- **WHAT THE TASK ASKS**
Rewrite every line of the records below as a Markdown table with the columns "Row" and "Line", numbering each row and leaving out blank lines and the pictures.

- **STORED ROWS**

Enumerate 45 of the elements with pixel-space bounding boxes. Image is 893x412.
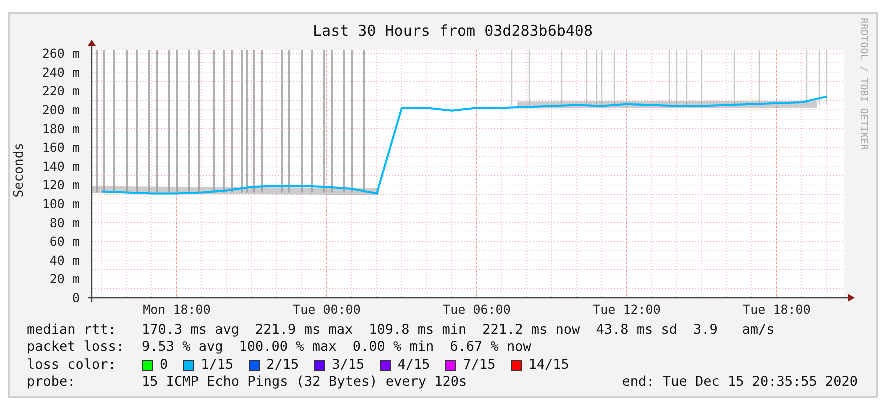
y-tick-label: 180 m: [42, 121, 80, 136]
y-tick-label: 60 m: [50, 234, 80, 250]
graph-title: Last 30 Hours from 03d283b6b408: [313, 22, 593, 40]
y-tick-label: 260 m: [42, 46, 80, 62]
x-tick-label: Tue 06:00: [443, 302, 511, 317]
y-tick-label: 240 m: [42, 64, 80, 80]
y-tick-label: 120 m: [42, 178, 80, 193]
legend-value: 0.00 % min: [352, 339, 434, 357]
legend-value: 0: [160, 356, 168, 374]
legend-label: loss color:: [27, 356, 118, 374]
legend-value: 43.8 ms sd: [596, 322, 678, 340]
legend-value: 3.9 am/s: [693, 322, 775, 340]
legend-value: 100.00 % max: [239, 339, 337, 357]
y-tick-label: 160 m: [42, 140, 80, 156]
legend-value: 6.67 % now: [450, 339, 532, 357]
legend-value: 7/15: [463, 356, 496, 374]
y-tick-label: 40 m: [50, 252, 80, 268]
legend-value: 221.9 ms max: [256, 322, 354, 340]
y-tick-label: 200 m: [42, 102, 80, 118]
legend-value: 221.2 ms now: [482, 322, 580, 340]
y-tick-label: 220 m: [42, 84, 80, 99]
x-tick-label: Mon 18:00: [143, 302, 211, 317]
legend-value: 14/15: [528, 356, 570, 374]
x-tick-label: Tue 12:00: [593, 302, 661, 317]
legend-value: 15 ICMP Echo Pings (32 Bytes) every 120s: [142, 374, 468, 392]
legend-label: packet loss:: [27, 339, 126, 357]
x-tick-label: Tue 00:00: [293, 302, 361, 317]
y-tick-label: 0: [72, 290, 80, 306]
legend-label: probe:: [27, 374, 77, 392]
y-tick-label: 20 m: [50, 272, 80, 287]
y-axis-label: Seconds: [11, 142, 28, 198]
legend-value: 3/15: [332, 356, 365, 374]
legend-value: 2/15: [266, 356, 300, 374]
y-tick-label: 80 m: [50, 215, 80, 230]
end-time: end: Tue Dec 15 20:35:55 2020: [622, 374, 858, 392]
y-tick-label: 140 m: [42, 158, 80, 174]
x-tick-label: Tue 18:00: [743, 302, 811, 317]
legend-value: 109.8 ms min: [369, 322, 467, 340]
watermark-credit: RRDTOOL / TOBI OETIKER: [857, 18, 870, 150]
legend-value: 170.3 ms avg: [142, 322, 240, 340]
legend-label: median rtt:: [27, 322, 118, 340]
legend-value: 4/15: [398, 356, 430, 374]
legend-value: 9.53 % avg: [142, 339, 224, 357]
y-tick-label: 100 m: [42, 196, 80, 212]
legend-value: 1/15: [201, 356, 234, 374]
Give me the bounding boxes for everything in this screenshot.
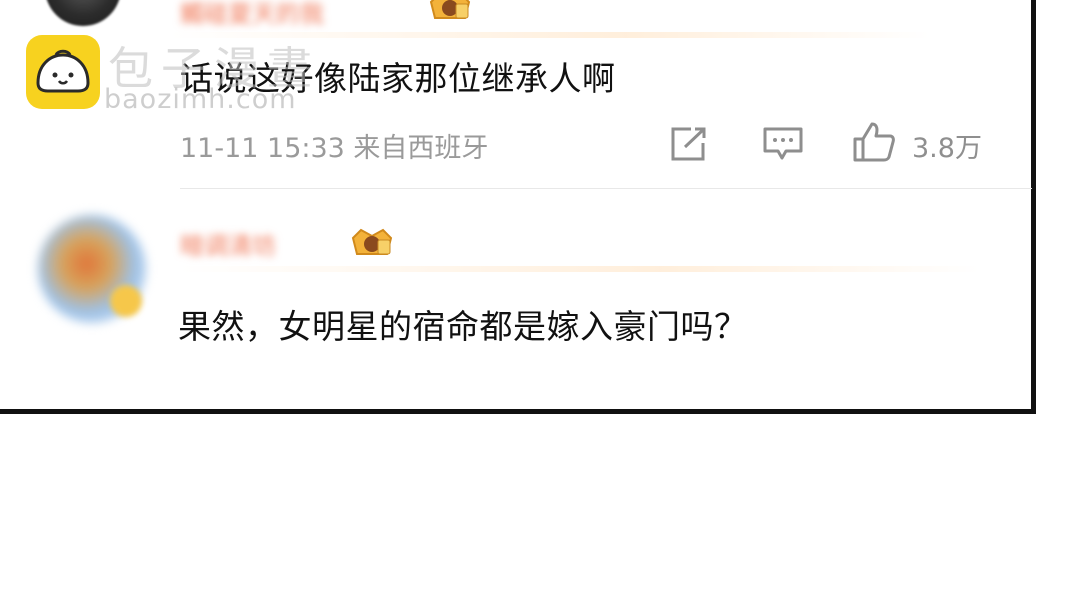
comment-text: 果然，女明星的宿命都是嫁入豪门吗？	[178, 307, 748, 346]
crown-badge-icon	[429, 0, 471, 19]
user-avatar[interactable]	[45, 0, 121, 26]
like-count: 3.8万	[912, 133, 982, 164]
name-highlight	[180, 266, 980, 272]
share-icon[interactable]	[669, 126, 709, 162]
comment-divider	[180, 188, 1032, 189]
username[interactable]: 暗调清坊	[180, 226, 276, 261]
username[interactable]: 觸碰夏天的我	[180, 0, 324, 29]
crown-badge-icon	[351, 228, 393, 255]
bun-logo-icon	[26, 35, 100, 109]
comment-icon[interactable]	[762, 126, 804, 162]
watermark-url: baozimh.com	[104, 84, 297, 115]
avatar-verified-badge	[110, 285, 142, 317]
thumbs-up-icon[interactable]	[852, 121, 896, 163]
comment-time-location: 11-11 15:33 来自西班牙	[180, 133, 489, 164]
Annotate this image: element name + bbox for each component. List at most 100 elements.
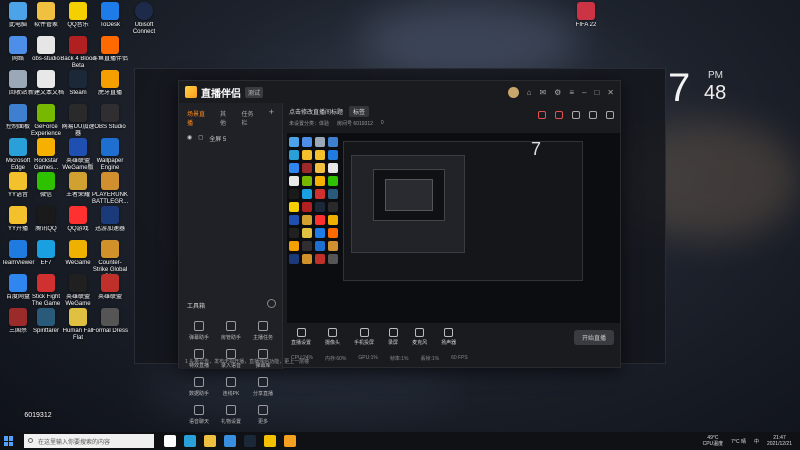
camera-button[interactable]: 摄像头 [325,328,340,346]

- **WRITTEN RESPONSE**
| Row | Line |
|---|---|
| 1 | Enumerate 45 of the elements with pixel-space bounding boxes. Image is 893x412. |
| 2 | y-tick-label: 180 m: [42, 121, 80, 136] |
| 3 | y-tick-label: 60 m: [50, 234, 80, 250] |
| 4 | graph-title: Last 30 Hours from 03d283b6b408: [313, 22, 593, 40] |
| 5 | y-tick-label: 260 m: [42, 46, 80, 62] |
| 6 | x-tick-label: Tue 06:00: [443, 302, 511, 317] |
| 7 | y-tick-label: 240 m: [42, 64, 80, 80] |
| 8 | y-tick-label: 120 m: [42, 178, 80, 193] |
| 9 | legend-value: 0.00 % min: [352, 339, 434, 357] |
| 10 | legend-value: 0: [160, 356, 168, 374] |
| 11 | legend-label: loss color:: [27, 356, 118, 374] |
| 12 | legend-value: 43.8 ms sd: [596, 322, 678, 340] |
| 13 | legend-value: 3.9 am/s: [693, 322, 775, 340] |
| 14 | legend-value: 100.00 % max: [239, 339, 337, 357] |
| 15 | y-tick-label: 160 m: [42, 140, 80, 156] |
| 16 | legend-value: 6.67 % now: [450, 339, 532, 357] |
| 17 | legend-value: 7/15: [463, 356, 496, 374] |
| 18 | y-tick-label: 40 m: [50, 252, 80, 268] |
| 19 | legend-value: 221.9 ms max: [256, 322, 354, 340] |
| 20 | y-tick-label: 200 m: [42, 102, 80, 118] |
| 21 | legend-value: 221.2 ms now: [482, 322, 580, 340] |
| 22 | y-tick-label: 220 m: [42, 84, 80, 99] |
| 23 | x-tick-label: Mon 18:00: [143, 302, 211, 317] |
| 24 | legend-value: 14/15: [528, 356, 570, 374] |
| 25 | x-tick-label: Tue 12:00: [593, 302, 661, 317] |
| 26 | legend-value: 15 ICMP Echo Pings (32 Bytes) every 120s: [142, 374, 468, 392] |
| 27 | legend-label: packet loss:: [27, 339, 126, 357] |
| 28 | x-tick-label: Tue 00:00: [293, 302, 361, 317] |
| 29 | y-tick-label: 0: [72, 290, 80, 306] |
| 30 | legend-label: probe:: [27, 374, 77, 392] |
| 31 | y-tick-label: 20 m: [50, 272, 80, 287] |
| 32 | y-axis-label: Seconds: [11, 142, 28, 198] |
| 33 | legend-value: 3/15: [332, 356, 365, 374] |
| 34 | legend-value: 2/15: [266, 356, 300, 374] |
| 35 | y-tick-label: 80 m: [50, 215, 80, 230] |
| 36 | end-time: end: Tue Dec 15 20:35:55 2020: [622, 374, 858, 392] |
| 37 | y-tick-label: 140 m: [42, 158, 80, 174] |
| 38 | x-tick-label: Tue 18:00: [743, 302, 811, 317] |
| 39 | legend-value: 109.8 ms min: [369, 322, 467, 340] |
| 40 | watermark-credit: RRDTOOL / TOBI OETIKER: [857, 18, 870, 150] |
| 41 | legend-value: 170.3 ms avg: [142, 322, 240, 340] |
| 42 | legend-label: median rtt:: [27, 322, 118, 340] |
| 43 | legend-value: 4/15: [398, 356, 430, 374] |
| 44 | legend-value: 9.53 % avg: [142, 339, 224, 357] |
| 45 | y-tick-label: 100 m: [42, 196, 80, 212] |
| 46 | legend-value: 1/15: [201, 356, 234, 374] |
| 47 | Give me the bounding boxes for everything in this screenshot. |
| 48 | comment-text: 果然，女明星的宿命都是嫁入豪门吗？	[178, 307, 748, 346] |
| 49 | crown-badge-icon	[429, 0, 471, 19] |
| 50 | user-avatar[interactable]	[45, 0, 121, 26] |
| 51 | like-count: 3.8万	[912, 133, 982, 164] |
| 52 | name-highlight	[180, 266, 980, 272] |
| 53 | share-icon[interactable]	[669, 126, 709, 162] |
| 54 | comment-divider	[180, 188, 1032, 189] |
| 55 | username[interactable]: 暗调清坊	[180, 226, 276, 261] |
| 56 | username[interactable]: 觸碰夏天的我	[180, 0, 324, 29] |
| 57 | crown-badge-icon	[351, 228, 393, 255] |
| 58 | bun-logo-icon	[26, 35, 100, 109] |
| 59 | comment-icon[interactable]	[762, 126, 804, 162] |
| 60 | watermark-url: baozimh.com	[104, 84, 297, 115] |
| 61 | avatar-verified-badge	[110, 285, 142, 317] |
| 62 | thumbs-up-icon[interactable]	[852, 121, 896, 163] |
| 63 | comment-time-location: 11-11 15:33 来自西班牙	[180, 133, 489, 164] |
| 64 | Annotate this image: element name + bbox for each component. List at most 100 elements. |
| 65 | camera-button[interactable]: 摄像头 [325,328,340,346] |